## START
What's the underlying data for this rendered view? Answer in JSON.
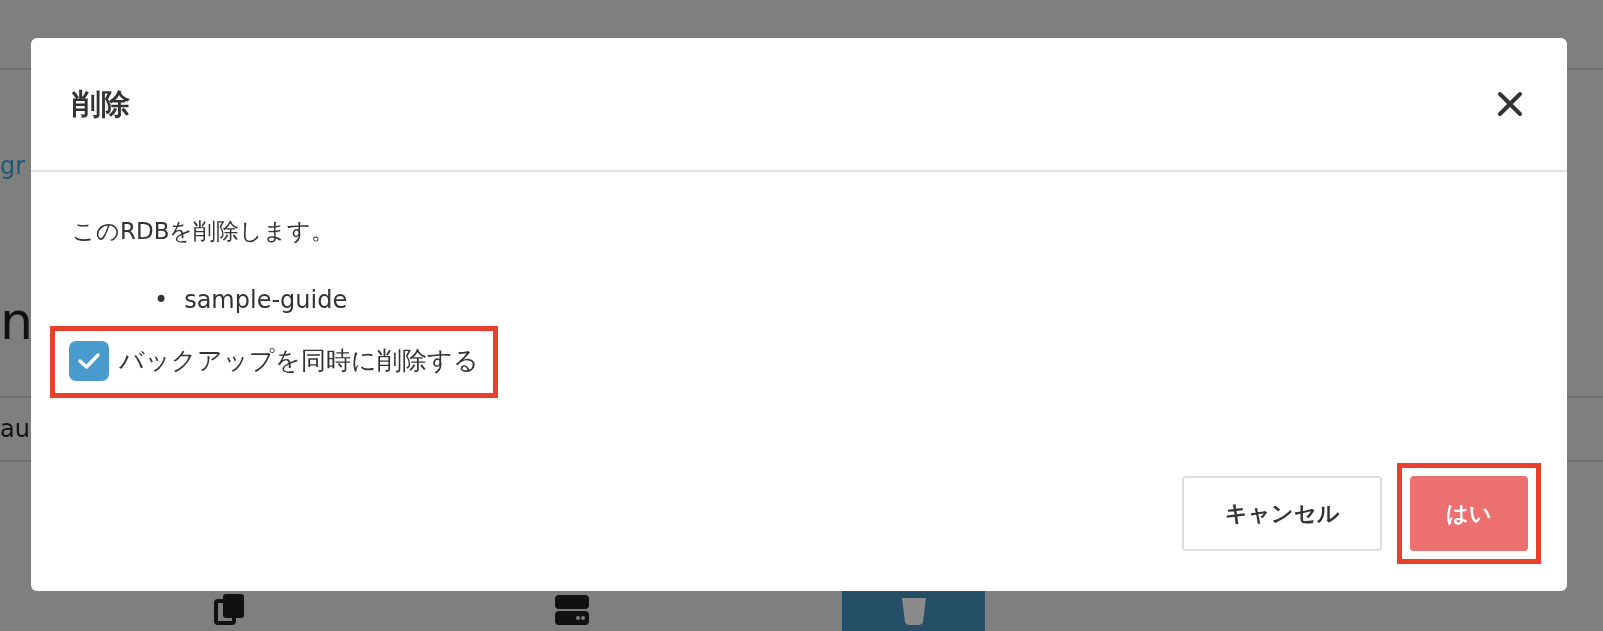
{
  "background": {
    "link_text": "gr",
    "heading_text": "n",
    "row_text": "au",
    "toolbar": [
      {
        "kind": "copy",
        "selected": false
      },
      {
        "kind": "server",
        "selected": false
      },
      {
        "kind": "trash",
        "selected": true
      }
    ]
  },
  "dialog": {
    "title": "削除",
    "message": "このRDBを削除します。",
    "items": [
      {
        "marker": "•",
        "text": "sample-guide"
      }
    ],
    "checkbox": {
      "label": "バックアップを同時に削除する",
      "checked": true,
      "highlighted": true
    },
    "buttons": [
      {
        "label": "キャンセル",
        "kind": "secondary",
        "highlighted": false
      },
      {
        "label": "はい",
        "kind": "danger",
        "highlighted": true
      }
    ]
  }
}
## END
*Direction*. Make an exact copy of the data, leaving its pictures out.

*Exercise solution*.
What's the underlying data for this rendered view? Answer in JSON.
{
  "background": {
    "link_text": "gr",
    "heading_text": "n",
    "row_text": "au",
    "toolbar": [
      {
        "kind": "copy",
        "selected": false
      },
      {
        "kind": "server",
        "selected": false
      },
      {
        "kind": "trash",
        "selected": true
      }
    ]
  },
  "dialog": {
    "title": "削除",
    "message": "このRDBを削除します。",
    "items": [
      {
        "marker": "•",
        "text": "sample-guide"
      }
    ],
    "checkbox": {
      "label": "バックアップを同時に削除する",
      "checked": true,
      "highlighted": true
    },
    "buttons": [
      {
        "label": "キャンセル",
        "kind": "secondary",
        "highlighted": false
      },
      {
        "label": "はい",
        "kind": "danger",
        "highlighted": true
      }
    ]
  }
}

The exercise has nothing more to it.